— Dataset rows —
════
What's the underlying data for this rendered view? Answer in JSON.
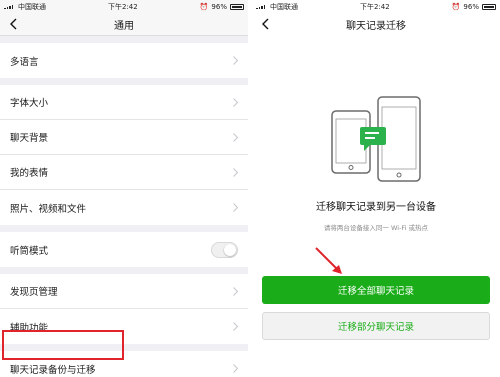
{
  "status": {
    "carrier": "中国联通",
    "time": "下午2:42",
    "battery": "96%"
  },
  "left": {
    "title": "通用",
    "rows": {
      "language": "多语言",
      "font_size": "字体大小",
      "chat_background": "聊天背景",
      "my_stickers": "我的表情",
      "media_files": "照片、视频和文件",
      "earpiece_mode": "听筒模式",
      "discover_manage": "发现页管理",
      "accessibility": "辅助功能",
      "backup_migrate": "聊天记录备份与迁移"
    },
    "earpiece_toggle_on": false
  },
  "right": {
    "title": "聊天记录迁移",
    "heading": "迁移聊天记录到另一台设备",
    "subtext": "请将两台设备接入同一 Wi-Fi 或热点",
    "btn_all": "迁移全部聊天记录",
    "btn_partial": "迁移部分聊天记录"
  },
  "colors": {
    "accent_green": "#1aad19",
    "highlight_red": "#e0242c"
  },
  "icons": [
    "back-icon",
    "chevron-right-icon",
    "phone-migration-illustration",
    "red-arrow"
  ]
}
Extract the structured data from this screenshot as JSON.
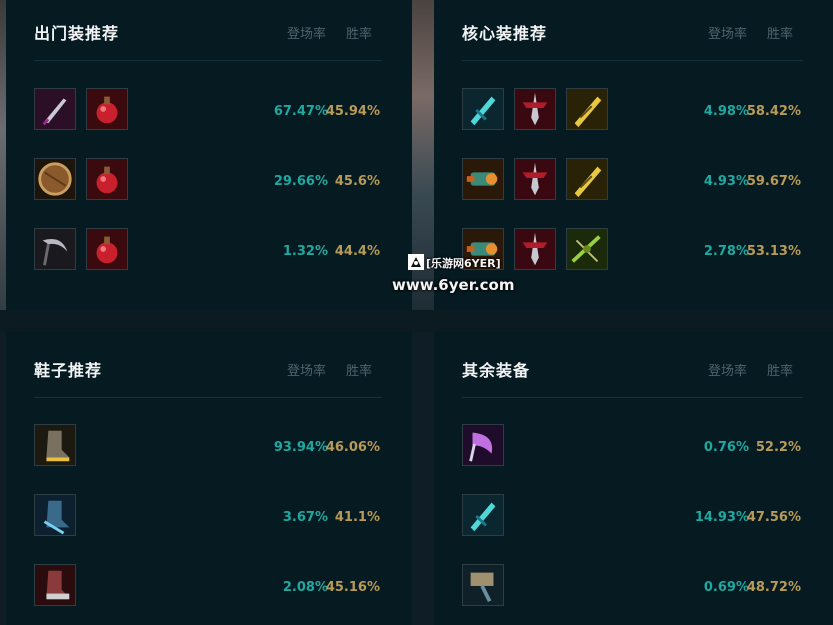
{
  "columns": {
    "pick_rate": "登场率",
    "win_rate": "胜率"
  },
  "colors": {
    "pick_rate": "#1fa8a0",
    "win_rate": "#b89a58",
    "panel_bg": "#061a22"
  },
  "starter": {
    "title": "出门装推荐",
    "rows": [
      {
        "items": [
          "dagger-icon",
          "health-potion-icon"
        ],
        "pick": "67.47%",
        "win": "45.94%"
      },
      {
        "items": [
          "wooden-shield-icon",
          "health-potion-icon"
        ],
        "pick": "29.66%",
        "win": "45.6%"
      },
      {
        "items": [
          "scythe-icon",
          "health-potion-icon"
        ],
        "pick": "1.32%",
        "win": "44.4%"
      }
    ]
  },
  "core": {
    "title": "核心装推荐",
    "rows": [
      {
        "items": [
          "frost-blade-icon",
          "red-crossblade-icon",
          "golden-sword-icon"
        ],
        "pick": "4.98%",
        "win": "58.42%"
      },
      {
        "items": [
          "arm-cannon-icon",
          "red-crossblade-icon",
          "golden-sword-icon"
        ],
        "pick": "4.93%",
        "win": "59.67%"
      },
      {
        "items": [
          "arm-cannon-icon",
          "red-crossblade-icon",
          "green-crossbow-icon"
        ],
        "pick": "2.78%",
        "win": "53.13%"
      }
    ]
  },
  "boots": {
    "title": "鞋子推荐",
    "rows": [
      {
        "items": [
          "golden-greaves-icon"
        ],
        "pick": "93.94%",
        "win": "46.06%"
      },
      {
        "items": [
          "blue-boots-icon"
        ],
        "pick": "3.67%",
        "win": "41.1%"
      },
      {
        "items": [
          "red-boots-icon"
        ],
        "pick": "2.08%",
        "win": "45.16%"
      }
    ]
  },
  "other": {
    "title": "其余装备",
    "rows": [
      {
        "items": [
          "violet-axe-icon"
        ],
        "pick": "0.76%",
        "win": "52.2%"
      },
      {
        "items": [
          "frost-blade-icon"
        ],
        "pick": "14.93%",
        "win": "47.56%"
      },
      {
        "items": [
          "stone-hammer-icon"
        ],
        "pick": "0.69%",
        "win": "48.72%"
      }
    ]
  },
  "watermark": {
    "brand": "[乐游网6YER]",
    "url": "www.6yer.com"
  }
}
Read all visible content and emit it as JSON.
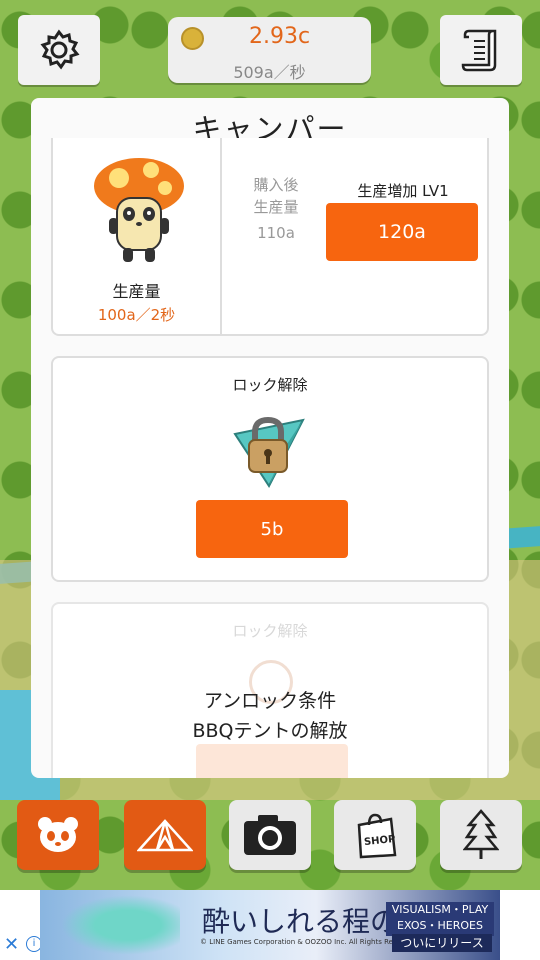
{
  "header": {
    "currency_main": "2.93c",
    "currency_rate": "509a／秒"
  },
  "panel": {
    "title": "キャンパー",
    "card_produce": {
      "production_label": "生産量",
      "production_value": "100a／2秒",
      "after_purchase_label": "購入後\n生産量",
      "after_purchase_value": "110a",
      "upgrade_label": "生産増加 LV1",
      "upgrade_price": "120a"
    },
    "card_unlock": {
      "label": "ロック解除",
      "price": "5b"
    },
    "card_locked": {
      "label": "ロック解除",
      "condition_title": "アンロック条件",
      "condition_text": "BBQテントの解放"
    }
  },
  "bottom_nav": [
    "panda-icon",
    "tent-icon",
    "camera-icon",
    "shop-bag-icon",
    "tree-icon"
  ],
  "ad": {
    "headline": "酔いしれる程の美しさ",
    "copyright": "© LINE Games Corporation & OOZOO Inc. All Rights Reserved.",
    "game_name": "VISUALISM・PLAY\nEXOS・HEROES",
    "release": "ついにリリース",
    "close": "✕",
    "info": "i"
  },
  "colors": {
    "accent": "#f7650f",
    "currency": "#e2661a"
  }
}
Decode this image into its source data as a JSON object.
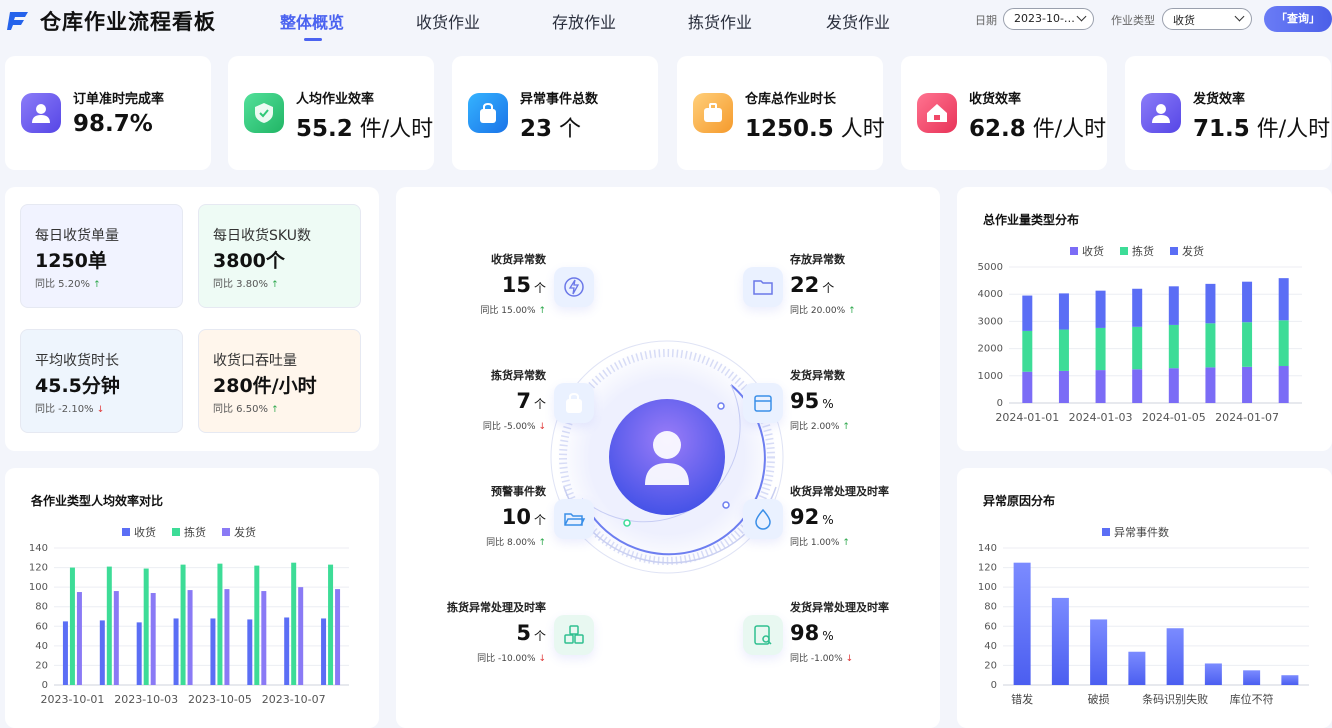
════
— Direction —
Omit the pictures and output all of the other material exactly.

— Response —
What's the underlying data for this rendered view? Answer in JSON.
{
  "status": {
    "carrier": "中国联通",
    "time": "下午2:42",
    "battery": "96%"
  },
  "left": {
    "title": "通用",
    "rows": {
      "language": "多语言",
      "font_size": "字体大小",
      "chat_background": "聊天背景",
      "my_stickers": "我的表情",
      "media_files": "照片、视频和文件",
      "earpiece_mode": "听筒模式",
      "discover_manage": "发现页管理",
      "accessibility": "辅助功能",
      "backup_migrate": "聊天记录备份与迁移"
    },
    "earpiece_toggle_on": false
  },
  "right": {
    "title": "聊天记录迁移",
    "heading": "迁移聊天记录到另一台设备",
    "subtext": "请将两台设备接入同一 Wi-Fi 或热点",
    "btn_all": "迁移全部聊天记录",
    "btn_partial": "迁移部分聊天记录"
  },
  "colors": {
    "accent_green": "#1aad19",
    "highlight_red": "#e0242c"
  },
  "icons": [
    "back-icon",
    "chevron-right-icon",
    "phone-migration-illustration",
    "red-arrow"
  ]
}
Extract the structured data from this screenshot as JSON.
{
  "columns": {
    "pick_rate": "登场率",
    "win_rate": "胜率"
  },
  "colors": {
    "pick_rate": "#1fa8a0",
    "win_rate": "#b89a58",
    "panel_bg": "#061a22"
  },
  "starter": {
    "title": "出门装推荐",
    "rows": [
      {
        "items": [
          "dagger-icon",
          "health-potion-icon"
        ],
        "pick": "67.47%",
        "win": "45.94%"
      },
      {
        "items": [
          "wooden-shield-icon",
          "health-potion-icon"
        ],
        "pick": "29.66%",
        "win": "45.6%"
      },
      {
        "items": [
          "scythe-icon",
          "health-potion-icon"
        ],
        "pick": "1.32%",
        "win": "44.4%"
      }
    ]
  },
  "core": {
    "title": "核心装推荐",
    "rows": [
      {
        "items": [
          "frost-blade-icon",
          "red-crossblade-icon",
          "golden-sword-icon"
        ],
        "pick": "4.98%",
        "win": "58.42%"
      },
      {
        "items": [
          "arm-cannon-icon",
          "red-crossblade-icon",
          "golden-sword-icon"
        ],
        "pick": "4.93%",
        "win": "59.67%"
      },
      {
        "items": [
          "arm-cannon-icon",
          "red-crossblade-icon",
          "green-crossbow-icon"
        ],
        "pick": "2.78%",
        "win": "53.13%"
      }
    ]
  },
  "boots": {
    "title": "鞋子推荐",
    "rows": [
      {
        "items": [
          "golden-greaves-icon"
        ],
        "pick": "93.94%",
        "win": "46.06%"
      },
      {
        "items": [
          "blue-boots-icon"
        ],
        "pick": "3.67%",
        "win": "41.1%"
      },
      {
        "items": [
          "red-boots-icon"
        ],
        "pick": "2.08%",
        "win": "45.16%"
      }
    ]
  },
  "other": {
    "title": "其余装备",
    "rows": [
      {
        "items": [
          "violet-axe-icon"
        ],
        "pick": "0.76%",
        "win": "52.2%"
      },
      {
        "items": [
          "frost-blade-icon"
        ],
        "pick": "14.93%",
        "win": "47.56%"
      },
      {
        "items": [
          "stone-hammer-icon"
        ],
        "pick": "0.69%",
        "win": "48.72%"
      }
    ]
  },
  "watermark": {
    "brand": "[乐游网6YER]",
    "url": "www.6yer.com"
  }
}
Read all visible content and emit it as JSON.
{
  "header": {
    "currency_main": "2.93c",
    "currency_rate": "509a／秒"
  },
  "panel": {
    "title": "キャンパー",
    "card_produce": {
      "production_label": "生産量",
      "production_value": "100a／2秒",
      "after_purchase_label": "購入後\n生産量",
      "after_purchase_value": "110a",
      "upgrade_label": "生産増加 LV1",
      "upgrade_price": "120a"
    },
    "card_unlock": {
      "label": "ロック解除",
      "price": "5b"
    },
    "card_locked": {
      "label": "ロック解除",
      "condition_title": "アンロック条件",
      "condition_text": "BBQテントの解放"
    }
  },
  "bottom_nav": [
    "panda-icon",
    "tent-icon",
    "camera-icon",
    "shop-bag-icon",
    "tree-icon"
  ],
  "ad": {
    "headline": "酔いしれる程の美しさ",
    "copyright": "© LINE Games Corporation & OOZOO Inc. All Rights Reserved.",
    "game_name": "VISUALISM・PLAY\nEXOS・HEROES",
    "release": "ついにリリース",
    "close": "✕",
    "info": "i"
  },
  "colors": {
    "accent": "#f7650f",
    "currency": "#e2661a"
  }
}
Decode this image into its source data as a JSON object.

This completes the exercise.